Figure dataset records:
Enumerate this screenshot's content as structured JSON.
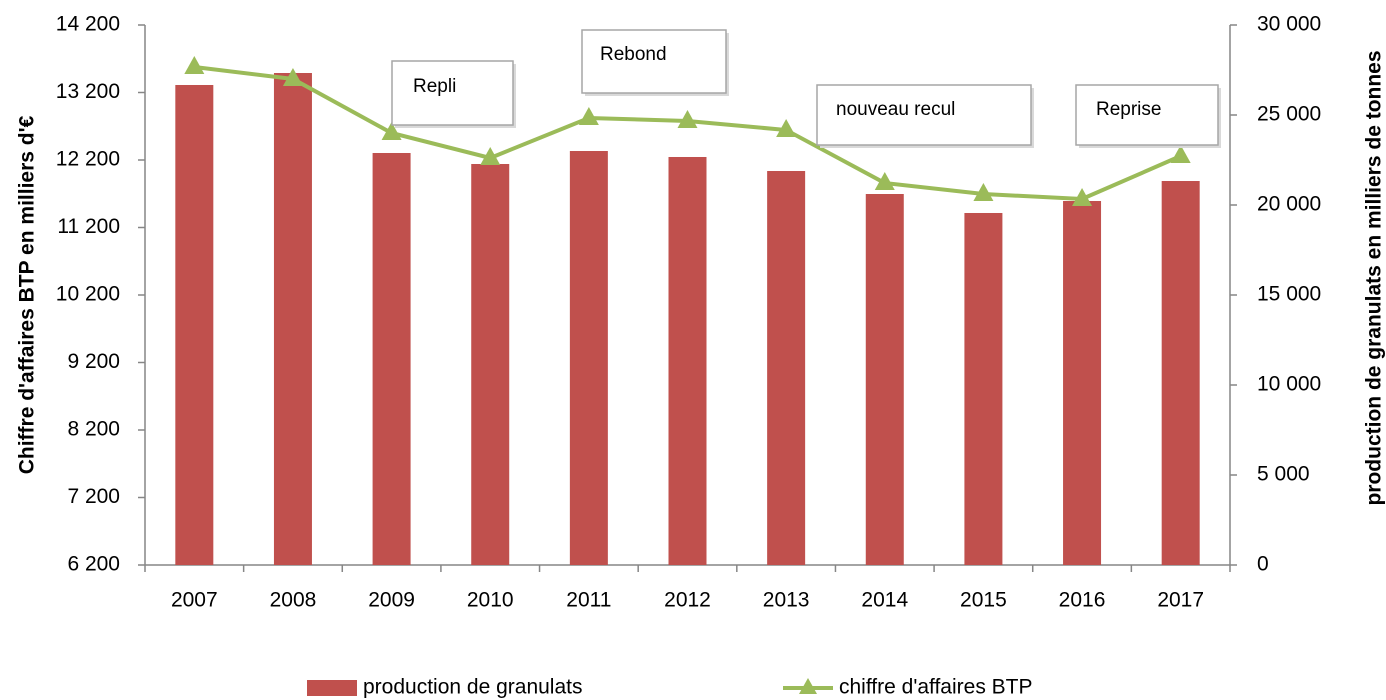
{
  "chart_data": {
    "type": "bar-line",
    "categories": [
      "2007",
      "2008",
      "2009",
      "2010",
      "2011",
      "2012",
      "2013",
      "2014",
      "2015",
      "2016",
      "2017"
    ],
    "series": [
      {
        "name": "production de granulats",
        "type": "bar",
        "color": "#c0504d",
        "axis": "y2",
        "values": [
          26667,
          27333,
          22889,
          22278,
          23000,
          22667,
          21889,
          20611,
          19556,
          20222,
          21333
        ]
      },
      {
        "name": "chiffre d'affaires BTP",
        "type": "line",
        "color": "#9bbb59",
        "axis": "y",
        "values": [
          13578,
          13400,
          12600,
          12230,
          12822,
          12778,
          12644,
          11859,
          11696,
          11622,
          12259
        ]
      }
    ],
    "ylabel": "Chiffre d'affaires BTP en milliers d'€",
    "y2label": "production de granulats en milliers de tonnes",
    "ylim": [
      6200,
      14200
    ],
    "yticks": [
      {
        "value": 6200,
        "label": "6 200"
      },
      {
        "value": 7200,
        "label": "7 200"
      },
      {
        "value": 8200,
        "label": "8 200"
      },
      {
        "value": 9200,
        "label": "9 200"
      },
      {
        "value": 10200,
        "label": "10 200"
      },
      {
        "value": 11200,
        "label": "11 200"
      },
      {
        "value": 12200,
        "label": "12 200"
      },
      {
        "value": 13200,
        "label": "13 200"
      },
      {
        "value": 14200,
        "label": "14 200"
      }
    ],
    "y2lim": [
      0,
      30000
    ],
    "y2ticks": [
      0,
      {
        "value": 5000,
        "label": "5 000"
      },
      {
        "value": 10000,
        "label": "10 000"
      },
      {
        "value": 15000,
        "label": "15 000"
      },
      {
        "value": 20000,
        "label": "20 000"
      },
      {
        "value": 25000,
        "label": "25 000"
      },
      {
        "value": 30000,
        "label": "30 000"
      }
    ],
    "annotations": [
      "Repli",
      "Rebond",
      "nouveau recul",
      "Reprise"
    ],
    "grid": false,
    "legend": "bottom"
  }
}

REQUIREMENTS: Find the lines containing "production" and list every one of them.

SOLUTION TO THE PROBLEM:
        "name": "production de granulats",
    "y2label": "production de granulats en milliers de tonnes",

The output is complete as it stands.